[Extracted data entries]
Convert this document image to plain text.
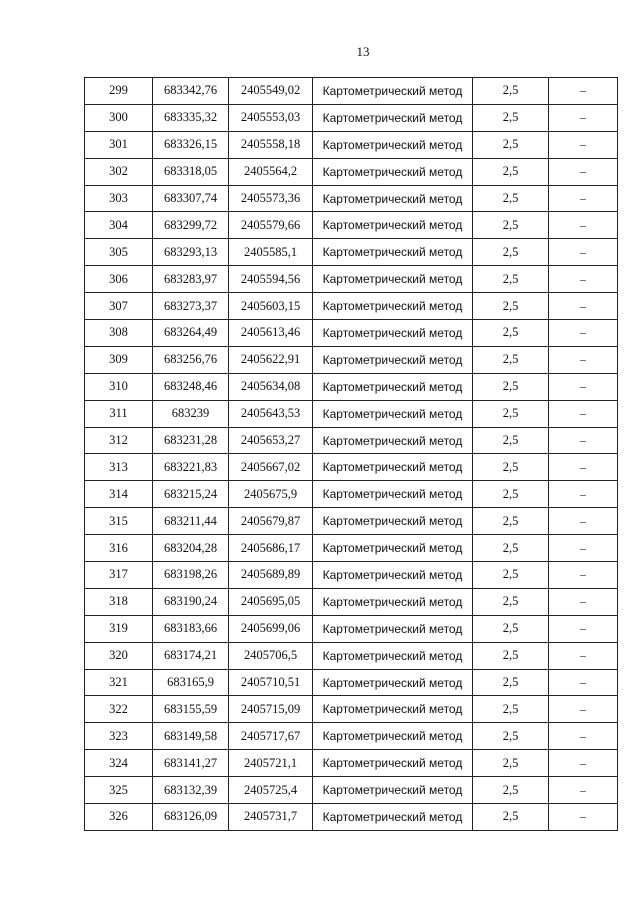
13
299	683342,76	2405549,02	Картометрический метод	2,5	–
300	683335,32	2405553,03	Картометрический метод	2,5	–
301	683326,15	2405558,18	Картометрический метод	2,5	–
302	683318,05	2405564,2	Картометрический метод	2,5	–
303	683307,74	2405573,36	Картометрический метод	2,5	–
304	683299,72	2405579,66	Картометрический метод	2,5	–
305	683293,13	2405585,1	Картометрический метод	2,5	–
306	683283,97	2405594,56	Картометрический метод	2,5	–
307	683273,37	2405603,15	Картометрический метод	2,5	–
308	683264,49	2405613,46	Картометрический метод	2,5	–
309	683256,76	2405622,91	Картометрический метод	2,5	–
310	683248,46	2405634,08	Картометрический метод	2,5	–
311	683239	2405643,53	Картометрический метод	2,5	–
312	683231,28	2405653,27	Картометрический метод	2,5	–
313	683221,83	2405667,02	Картометрический метод	2,5	–
314	683215,24	2405675,9	Картометрический метод	2,5	–
315	683211,44	2405679,87	Картометрический метод	2,5	–
316	683204,28	2405686,17	Картометрический метод	2,5	–
317	683198,26	2405689,89	Картометрический метод	2,5	–
318	683190,24	2405695,05	Картометрический метод	2,5	–
319	683183,66	2405699,06	Картометрический метод	2,5	–
320	683174,21	2405706,5	Картометрический метод	2,5	–
321	683165,9	2405710,51	Картометрический метод	2,5	–
322	683155,59	2405715,09	Картометрический метод	2,5	–
323	683149,58	2405717,67	Картометрический метод	2,5	–
324	683141,27	2405721,1	Картометрический метод	2,5	–
325	683132,39	2405725,4	Картометрический метод	2,5	–
326	683126,09	2405731,7	Картометрический метод	2,5	–
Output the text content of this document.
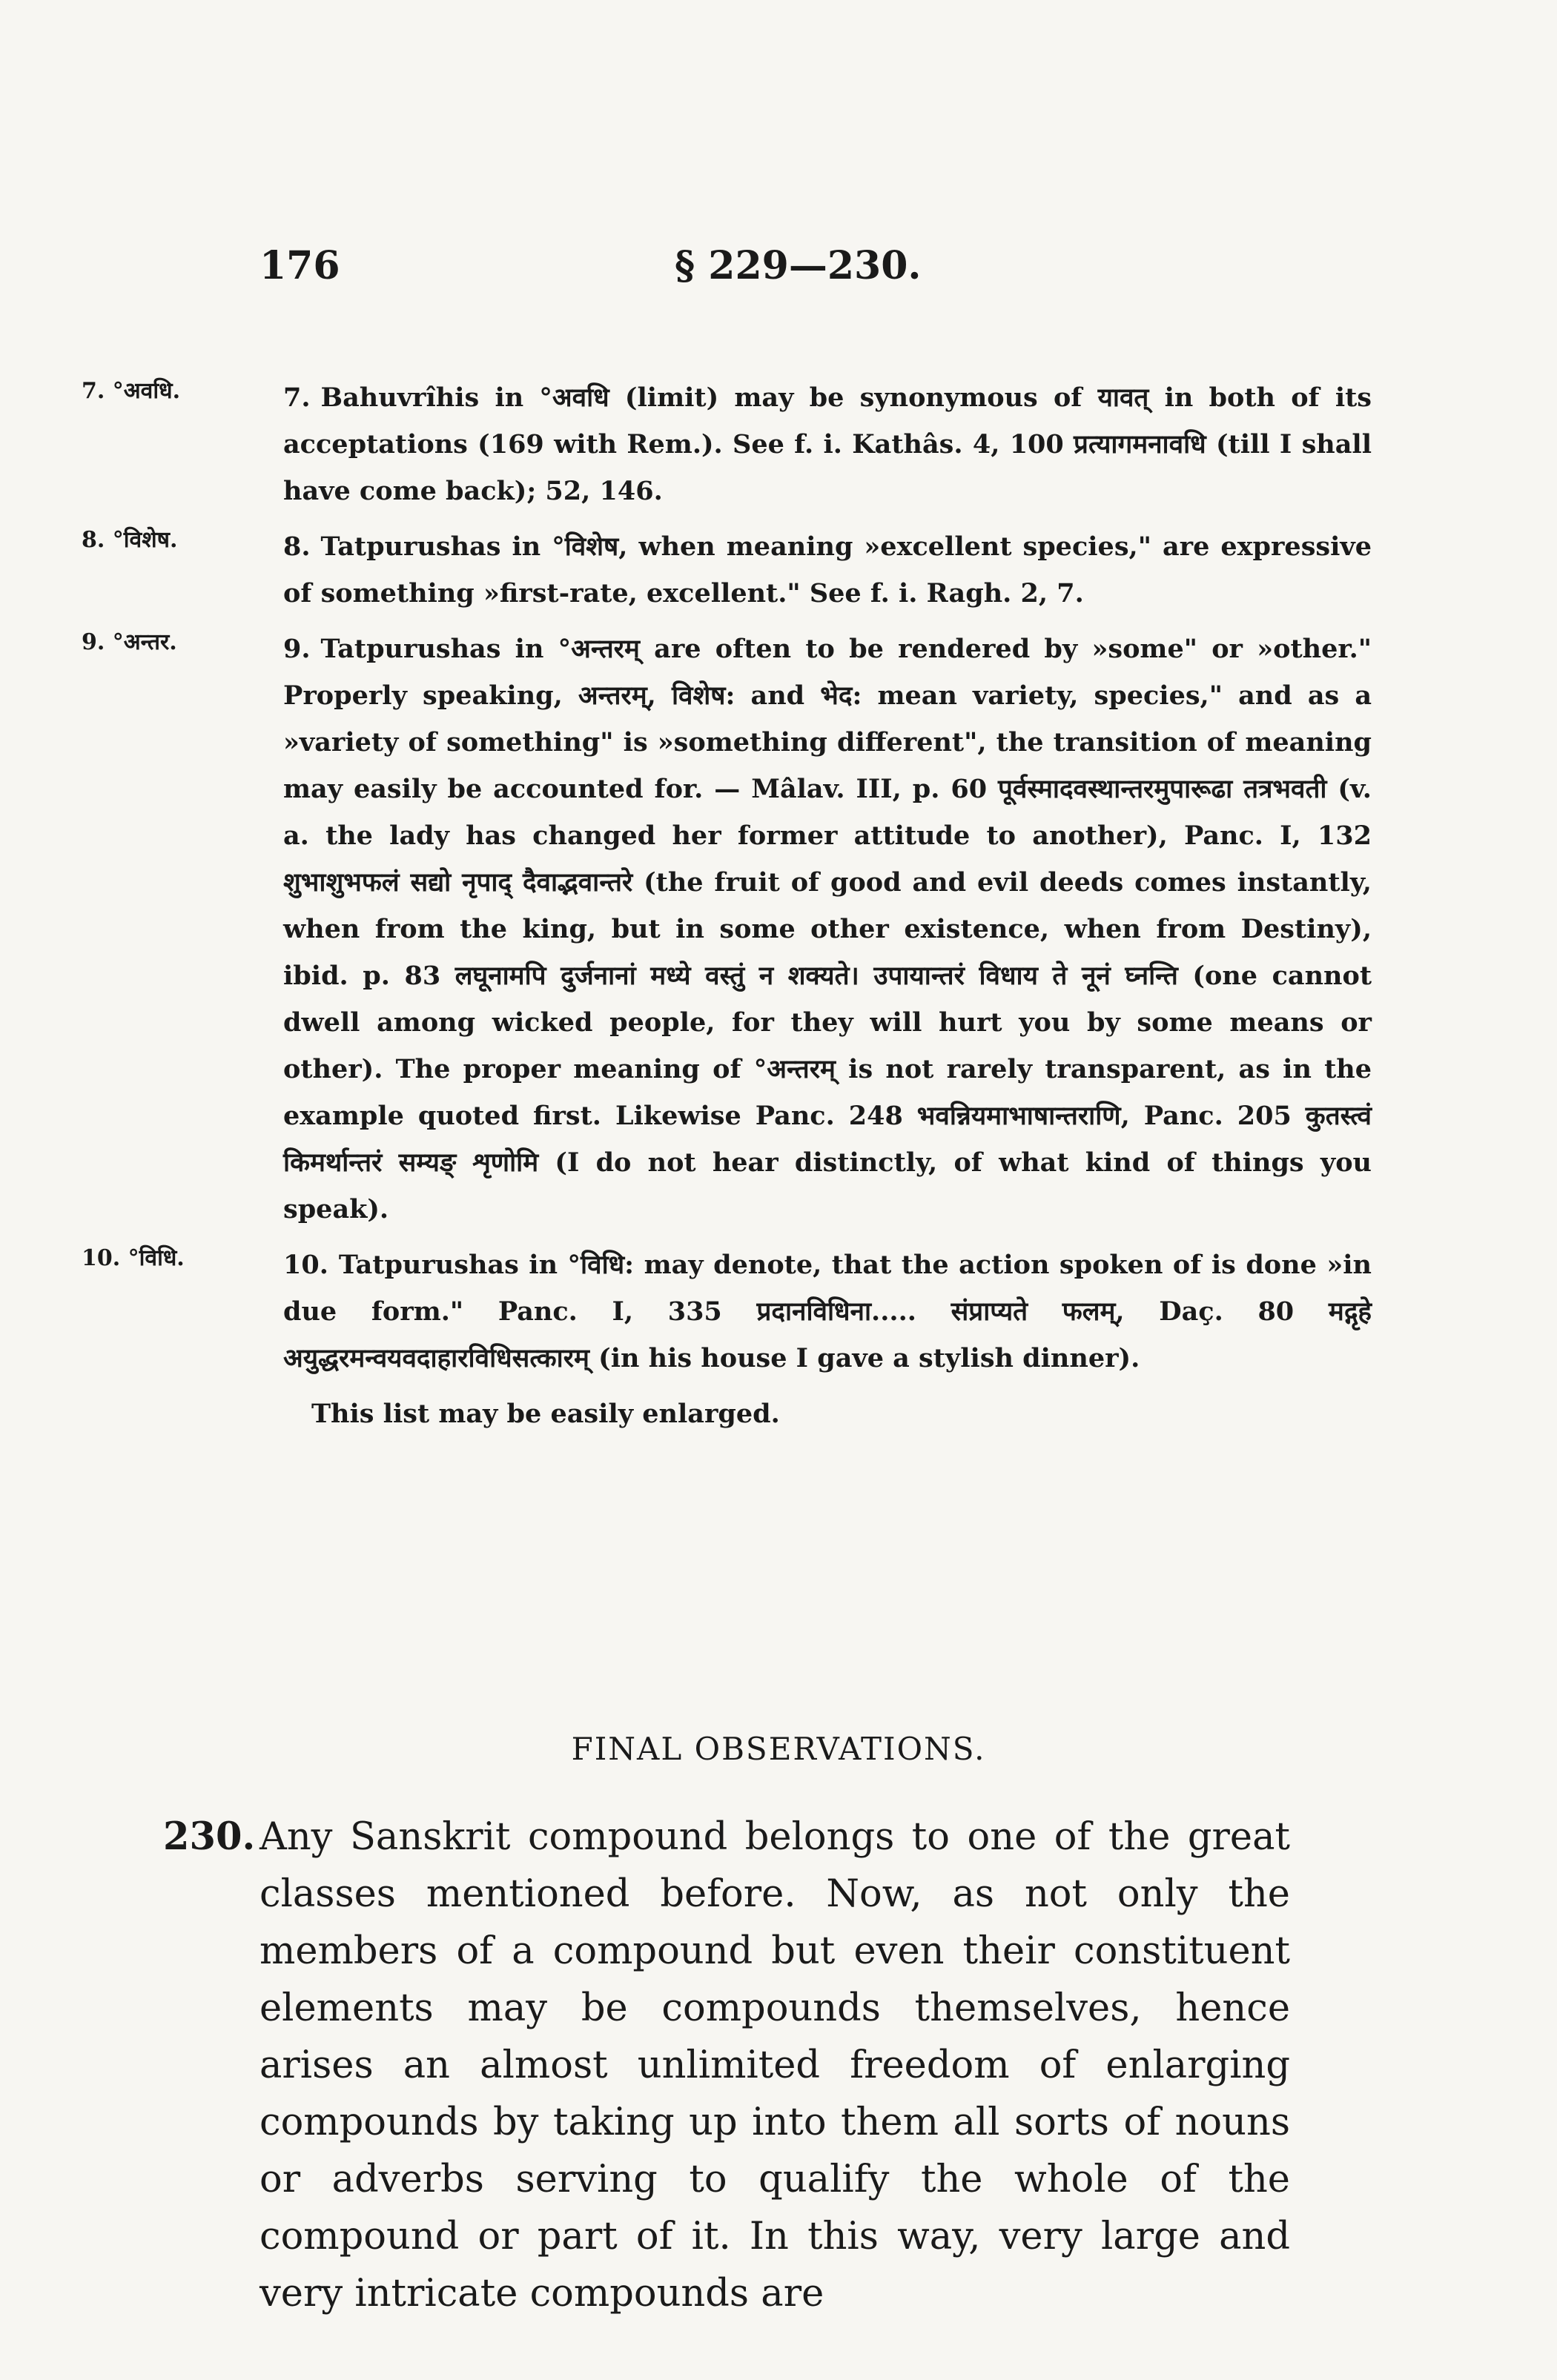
176	§ 229—230.
7. °अवधि.	7. Bahuvrîhis in °अवधि (limit) may be synonymous of यावत् in both of its acceptations (169 with Rem.). See f. i. Kathâs. 4, 100 प्रत्यागमनावधि (till I shall have come back); 52, 146.
8. °विशेष.	8. Tatpurushas in °विशेष, when meaning »excellent species," are expressive of something »first-rate, excellent." See f. i. Ragh. 2, 7.
9. °अन्तर.	9. Tatpurushas in °अन्तरम् are often to be rendered by »some" or »other." Properly speaking, अन्तरम्, विशेष: and भेद: mean variety, species," and as a »variety of something" is »something different", the transition of meaning may easily be accounted for. — Mâlav. III, p. 60 पूर्वस्मादवस्थान्तरमुपारूढा तत्रभवती (v. a. the lady has changed her former attitude to another), Panc. I, 132 शुभाशुभफलं सद्यो नृपाद् दैवाद्भवान्तरे (the fruit of good and evil deeds comes instantly, when from the king, but in some other existence, when from Destiny), ibid. p. 83 लघूनामपि दुर्जनानां मध्ये वस्तुं न शक्यते। उपायान्तरं विधाय ते नूनं घ्नन्ति (one cannot dwell among wicked people, for they will hurt you by some means or other). The proper meaning of °अन्तरम् is not rarely transparent, as in the example quoted first. Likewise Panc. 248 भवन्नियमाभाषान्तराणि, Panc. 205 कुतस्त्वं किमर्थान्तरं सम्यङ् शृणोमि (I do not hear distinctly, of what kind of things you speak).
10. °विधि.	10. Tatpurushas in °विधि: may denote, that the action spoken of is done »in due form." Panc. I, 335 प्रदानविधिना..... संप्राप्यते फलम्, Daç. 80 मद्गृहे अयुद्धरमन्वयवदाहारविधिसत्कारम् (in his house I gave a stylish dinner).
This list may be easily enlarged.
FINAL OBSERVATIONS.
230. Any Sanskrit compound belongs to one of the great classes mentioned before. Now, as not only the members of a compound but even their constituent elements may be compounds themselves, hence arises an almost unlimited freedom of enlarging compounds by taking up into them all sorts of nouns or adverbs serving to qualify the whole of the compound or part of it. In this way, very large and very intricate compounds are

» Exercise goal:
Every entry must be reproduced exactly, with the images left out.

» The answer:
Convert this document image to plain text.
13
299	683342,76	2405549,02	Картометрический метод	2,5	–
300	683335,32	2405553,03	Картометрический метод	2,5	–
301	683326,15	2405558,18	Картометрический метод	2,5	–
302	683318,05	2405564,2	Картометрический метод	2,5	–
303	683307,74	2405573,36	Картометрический метод	2,5	–
304	683299,72	2405579,66	Картометрический метод	2,5	–
305	683293,13	2405585,1	Картометрический метод	2,5	–
306	683283,97	2405594,56	Картометрический метод	2,5	–
307	683273,37	2405603,15	Картометрический метод	2,5	–
308	683264,49	2405613,46	Картометрический метод	2,5	–
309	683256,76	2405622,91	Картометрический метод	2,5	–
310	683248,46	2405634,08	Картометрический метод	2,5	–
311	683239	2405643,53	Картометрический метод	2,5	–
312	683231,28	2405653,27	Картометрический метод	2,5	–
313	683221,83	2405667,02	Картометрический метод	2,5	–
314	683215,24	2405675,9	Картометрический метод	2,5	–
315	683211,44	2405679,87	Картометрический метод	2,5	–
316	683204,28	2405686,17	Картометрический метод	2,5	–
317	683198,26	2405689,89	Картометрический метод	2,5	–
318	683190,24	2405695,05	Картометрический метод	2,5	–
319	683183,66	2405699,06	Картометрический метод	2,5	–
320	683174,21	2405706,5	Картометрический метод	2,5	–
321	683165,9	2405710,51	Картометрический метод	2,5	–
322	683155,59	2405715,09	Картометрический метод	2,5	–
323	683149,58	2405717,67	Картометрический метод	2,5	–
324	683141,27	2405721,1	Картометрический метод	2,5	–
325	683132,39	2405725,4	Картометрический метод	2,5	–
326	683126,09	2405731,7	Картометрический метод	2,5	–
Output the text content of this document.
176	§ 229—230.
7. °अवधि.	7. Bahuvrîhis in °अवधि (limit) may be synonymous of यावत् in both of its acceptations (169 with Rem.). See f. i. Kathâs. 4, 100 प्रत्यागमनावधि (till I shall have come back); 52, 146.
8. °विशेष.	8. Tatpurushas in °विशेष, when meaning »excellent species," are expressive of something »first-rate, excellent." See f. i. Ragh. 2, 7.
9. °अन्तर.	9. Tatpurushas in °अन्तरम् are often to be rendered by »some" or »other." Properly speaking, अन्तरम्, विशेष: and भेद: mean variety, species," and as a »variety of something" is »something different", the transition of meaning may easily be accounted for. — Mâlav. III, p. 60 पूर्वस्मादवस्थान्तरमुपारूढा तत्रभवती (v. a. the lady has changed her former attitude to another), Panc. I, 132 शुभाशुभफलं सद्यो नृपाद् दैवाद्भवान्तरे (the fruit of good and evil deeds comes instantly, when from the king, but in some other existence, when from Destiny), ibid. p. 83 लघूनामपि दुर्जनानां मध्ये वस्तुं न शक्यते। उपायान्तरं विधाय ते नूनं घ्नन्ति (one cannot dwell among wicked people, for they will hurt you by some means or other). The proper meaning of °अन्तरम् is not rarely transparent, as in the example quoted first. Likewise Panc. 248 भवन्नियमाभाषान्तराणि, Panc. 205 कुतस्त्वं किमर्थान्तरं सम्यङ् शृणोमि (I do not hear distinctly, of what kind of things you speak).
10. °विधि.	10. Tatpurushas in °विधि: may denote, that the action spoken of is done »in due form." Panc. I, 335 प्रदानविधिना..... संप्राप्यते फलम्, Daç. 80 मद्गृहे अयुद्धरमन्वयवदाहारविधिसत्कारम् (in his house I gave a stylish dinner).
This list may be easily enlarged.
FINAL OBSERVATIONS.
230. Any Sanskrit compound belongs to one of the great classes mentioned before. Now, as not only the members of a compound but even their constituent elements may be compounds themselves, hence arises an almost unlimited freedom of enlarging compounds by taking up into them all sorts of nouns or adverbs serving to qualify the whole of the compound or part of it. In this way, very large and very intricate compounds are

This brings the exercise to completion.